### Written problem
Read through the entries below and return each line with the word "cliente".

### Material
────────

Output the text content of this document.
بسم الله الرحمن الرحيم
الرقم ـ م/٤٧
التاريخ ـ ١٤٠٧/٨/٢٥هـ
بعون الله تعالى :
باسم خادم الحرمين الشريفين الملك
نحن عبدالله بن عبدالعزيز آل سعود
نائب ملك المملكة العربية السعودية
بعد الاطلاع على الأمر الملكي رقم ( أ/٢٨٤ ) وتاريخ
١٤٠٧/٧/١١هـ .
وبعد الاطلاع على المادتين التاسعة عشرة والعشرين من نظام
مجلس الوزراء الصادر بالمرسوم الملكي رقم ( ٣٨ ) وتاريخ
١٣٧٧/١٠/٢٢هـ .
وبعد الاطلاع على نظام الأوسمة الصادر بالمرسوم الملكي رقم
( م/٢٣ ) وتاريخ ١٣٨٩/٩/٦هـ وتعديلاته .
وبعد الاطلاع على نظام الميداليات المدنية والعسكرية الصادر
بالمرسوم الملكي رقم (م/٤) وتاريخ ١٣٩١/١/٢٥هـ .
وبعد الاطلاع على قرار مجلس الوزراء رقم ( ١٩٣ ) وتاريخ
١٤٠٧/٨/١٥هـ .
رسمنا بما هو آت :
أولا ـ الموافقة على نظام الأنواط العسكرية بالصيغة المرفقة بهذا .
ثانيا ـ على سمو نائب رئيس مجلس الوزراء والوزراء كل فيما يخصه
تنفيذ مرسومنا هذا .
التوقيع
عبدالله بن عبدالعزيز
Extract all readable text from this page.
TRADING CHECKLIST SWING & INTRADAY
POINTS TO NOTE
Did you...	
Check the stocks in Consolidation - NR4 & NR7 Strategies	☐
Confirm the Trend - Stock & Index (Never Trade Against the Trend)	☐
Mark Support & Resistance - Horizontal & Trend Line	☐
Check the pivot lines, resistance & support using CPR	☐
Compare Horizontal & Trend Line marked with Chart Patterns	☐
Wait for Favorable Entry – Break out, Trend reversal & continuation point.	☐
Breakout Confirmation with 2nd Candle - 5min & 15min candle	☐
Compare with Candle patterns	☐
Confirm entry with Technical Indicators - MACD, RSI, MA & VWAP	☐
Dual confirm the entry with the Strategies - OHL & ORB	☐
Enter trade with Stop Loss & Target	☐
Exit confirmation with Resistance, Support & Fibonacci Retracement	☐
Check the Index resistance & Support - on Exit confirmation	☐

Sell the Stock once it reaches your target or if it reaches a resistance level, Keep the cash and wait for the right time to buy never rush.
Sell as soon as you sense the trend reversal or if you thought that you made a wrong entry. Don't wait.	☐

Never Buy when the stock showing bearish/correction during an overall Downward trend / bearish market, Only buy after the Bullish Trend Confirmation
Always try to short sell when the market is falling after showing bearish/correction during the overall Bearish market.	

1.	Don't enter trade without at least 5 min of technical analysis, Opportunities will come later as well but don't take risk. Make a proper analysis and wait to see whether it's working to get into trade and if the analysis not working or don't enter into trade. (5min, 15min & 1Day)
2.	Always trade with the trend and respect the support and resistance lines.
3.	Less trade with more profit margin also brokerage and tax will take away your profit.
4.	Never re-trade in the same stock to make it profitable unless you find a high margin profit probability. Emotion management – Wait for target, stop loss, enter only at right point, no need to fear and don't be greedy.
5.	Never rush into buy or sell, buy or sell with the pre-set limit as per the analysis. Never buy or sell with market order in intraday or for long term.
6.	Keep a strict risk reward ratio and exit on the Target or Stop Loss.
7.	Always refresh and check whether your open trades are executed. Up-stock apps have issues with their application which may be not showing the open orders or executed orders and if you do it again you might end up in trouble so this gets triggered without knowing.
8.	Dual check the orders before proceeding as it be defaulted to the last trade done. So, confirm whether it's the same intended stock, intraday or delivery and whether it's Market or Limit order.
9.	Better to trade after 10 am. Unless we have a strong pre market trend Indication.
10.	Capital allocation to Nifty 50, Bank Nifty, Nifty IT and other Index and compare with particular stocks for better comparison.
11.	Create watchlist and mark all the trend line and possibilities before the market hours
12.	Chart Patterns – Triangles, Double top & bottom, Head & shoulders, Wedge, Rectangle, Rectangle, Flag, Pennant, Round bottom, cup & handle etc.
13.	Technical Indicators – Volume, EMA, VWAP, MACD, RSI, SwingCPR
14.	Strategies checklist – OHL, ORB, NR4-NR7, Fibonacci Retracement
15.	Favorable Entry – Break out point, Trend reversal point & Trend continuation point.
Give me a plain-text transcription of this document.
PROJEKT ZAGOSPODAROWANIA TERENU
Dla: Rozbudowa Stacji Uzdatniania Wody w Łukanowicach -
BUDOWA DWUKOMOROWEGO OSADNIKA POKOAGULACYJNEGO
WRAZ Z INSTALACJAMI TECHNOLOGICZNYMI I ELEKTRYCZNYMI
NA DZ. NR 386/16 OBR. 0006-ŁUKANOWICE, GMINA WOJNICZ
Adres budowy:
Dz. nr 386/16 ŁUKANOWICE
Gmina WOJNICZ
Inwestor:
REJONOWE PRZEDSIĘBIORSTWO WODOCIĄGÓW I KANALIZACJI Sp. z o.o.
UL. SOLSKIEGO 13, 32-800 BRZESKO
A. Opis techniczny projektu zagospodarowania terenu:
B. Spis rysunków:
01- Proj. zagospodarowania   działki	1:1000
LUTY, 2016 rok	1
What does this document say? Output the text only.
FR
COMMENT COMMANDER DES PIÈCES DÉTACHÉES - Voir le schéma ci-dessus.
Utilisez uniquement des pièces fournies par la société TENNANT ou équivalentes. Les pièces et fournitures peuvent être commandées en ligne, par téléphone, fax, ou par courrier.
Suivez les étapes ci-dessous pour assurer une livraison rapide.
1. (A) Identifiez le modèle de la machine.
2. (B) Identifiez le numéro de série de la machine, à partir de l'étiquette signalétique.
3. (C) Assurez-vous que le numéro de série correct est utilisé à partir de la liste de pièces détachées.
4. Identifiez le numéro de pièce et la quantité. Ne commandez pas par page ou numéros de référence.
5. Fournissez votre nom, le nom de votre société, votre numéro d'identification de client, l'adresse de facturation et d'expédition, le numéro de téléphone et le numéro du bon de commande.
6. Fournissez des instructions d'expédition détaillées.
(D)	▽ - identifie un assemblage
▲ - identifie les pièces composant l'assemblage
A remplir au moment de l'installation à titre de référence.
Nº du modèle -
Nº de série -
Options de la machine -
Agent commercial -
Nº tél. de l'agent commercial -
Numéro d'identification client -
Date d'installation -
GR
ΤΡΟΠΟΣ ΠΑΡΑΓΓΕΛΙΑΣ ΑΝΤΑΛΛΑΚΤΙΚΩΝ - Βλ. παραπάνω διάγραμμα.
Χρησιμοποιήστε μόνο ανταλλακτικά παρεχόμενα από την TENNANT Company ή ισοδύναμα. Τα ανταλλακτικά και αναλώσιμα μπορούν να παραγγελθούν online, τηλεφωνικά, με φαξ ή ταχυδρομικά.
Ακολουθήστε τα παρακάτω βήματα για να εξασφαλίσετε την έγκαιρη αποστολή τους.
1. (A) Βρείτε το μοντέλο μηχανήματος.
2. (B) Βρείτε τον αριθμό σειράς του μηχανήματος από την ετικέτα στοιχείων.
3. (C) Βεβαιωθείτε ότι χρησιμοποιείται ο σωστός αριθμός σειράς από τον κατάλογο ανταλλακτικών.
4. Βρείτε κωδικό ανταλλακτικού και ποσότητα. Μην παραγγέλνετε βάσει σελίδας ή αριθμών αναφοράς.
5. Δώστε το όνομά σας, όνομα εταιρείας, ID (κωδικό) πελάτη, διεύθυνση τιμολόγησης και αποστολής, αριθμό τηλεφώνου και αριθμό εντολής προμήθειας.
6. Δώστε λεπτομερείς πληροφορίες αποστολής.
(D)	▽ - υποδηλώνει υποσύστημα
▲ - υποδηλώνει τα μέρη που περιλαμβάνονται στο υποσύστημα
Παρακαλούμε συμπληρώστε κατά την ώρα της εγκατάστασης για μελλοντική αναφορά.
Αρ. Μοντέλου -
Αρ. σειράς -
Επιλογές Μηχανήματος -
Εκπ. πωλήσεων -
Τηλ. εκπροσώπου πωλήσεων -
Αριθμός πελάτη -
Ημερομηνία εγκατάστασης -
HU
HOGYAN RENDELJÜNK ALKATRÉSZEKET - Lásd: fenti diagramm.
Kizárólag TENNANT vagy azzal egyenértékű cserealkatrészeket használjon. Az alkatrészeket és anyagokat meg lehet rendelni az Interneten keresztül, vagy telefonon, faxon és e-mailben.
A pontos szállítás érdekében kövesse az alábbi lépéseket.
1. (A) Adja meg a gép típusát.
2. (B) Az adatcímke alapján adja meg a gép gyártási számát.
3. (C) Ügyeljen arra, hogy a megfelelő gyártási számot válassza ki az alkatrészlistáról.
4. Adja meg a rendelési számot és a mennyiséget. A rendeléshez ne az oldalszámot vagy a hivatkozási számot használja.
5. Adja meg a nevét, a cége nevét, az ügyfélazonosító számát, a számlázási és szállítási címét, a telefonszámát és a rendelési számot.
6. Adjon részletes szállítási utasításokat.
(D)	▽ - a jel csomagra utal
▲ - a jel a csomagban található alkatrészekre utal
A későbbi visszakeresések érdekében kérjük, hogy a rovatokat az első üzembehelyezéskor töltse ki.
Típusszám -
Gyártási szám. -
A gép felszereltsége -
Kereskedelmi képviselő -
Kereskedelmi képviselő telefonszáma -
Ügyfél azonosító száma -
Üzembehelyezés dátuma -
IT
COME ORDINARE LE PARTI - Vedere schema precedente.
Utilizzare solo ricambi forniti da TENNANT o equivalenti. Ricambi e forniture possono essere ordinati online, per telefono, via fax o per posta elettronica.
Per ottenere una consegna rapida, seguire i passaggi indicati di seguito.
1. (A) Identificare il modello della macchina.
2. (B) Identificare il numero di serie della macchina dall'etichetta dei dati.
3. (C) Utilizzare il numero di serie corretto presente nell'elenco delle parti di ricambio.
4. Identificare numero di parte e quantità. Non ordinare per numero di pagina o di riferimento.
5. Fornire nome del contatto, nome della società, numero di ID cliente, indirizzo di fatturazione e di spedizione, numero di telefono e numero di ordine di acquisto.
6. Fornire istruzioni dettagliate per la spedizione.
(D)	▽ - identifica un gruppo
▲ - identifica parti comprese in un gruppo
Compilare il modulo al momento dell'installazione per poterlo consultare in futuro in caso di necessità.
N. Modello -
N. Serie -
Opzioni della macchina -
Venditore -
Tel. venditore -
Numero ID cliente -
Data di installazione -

────────

### Exercise answer
5. Fornire nome del contatto, nome della società, numero di ID cliente, indirizzo di fatturazione e di spedizione, numero di telefono e numero di ordine di acquisto.
Numero ID cliente -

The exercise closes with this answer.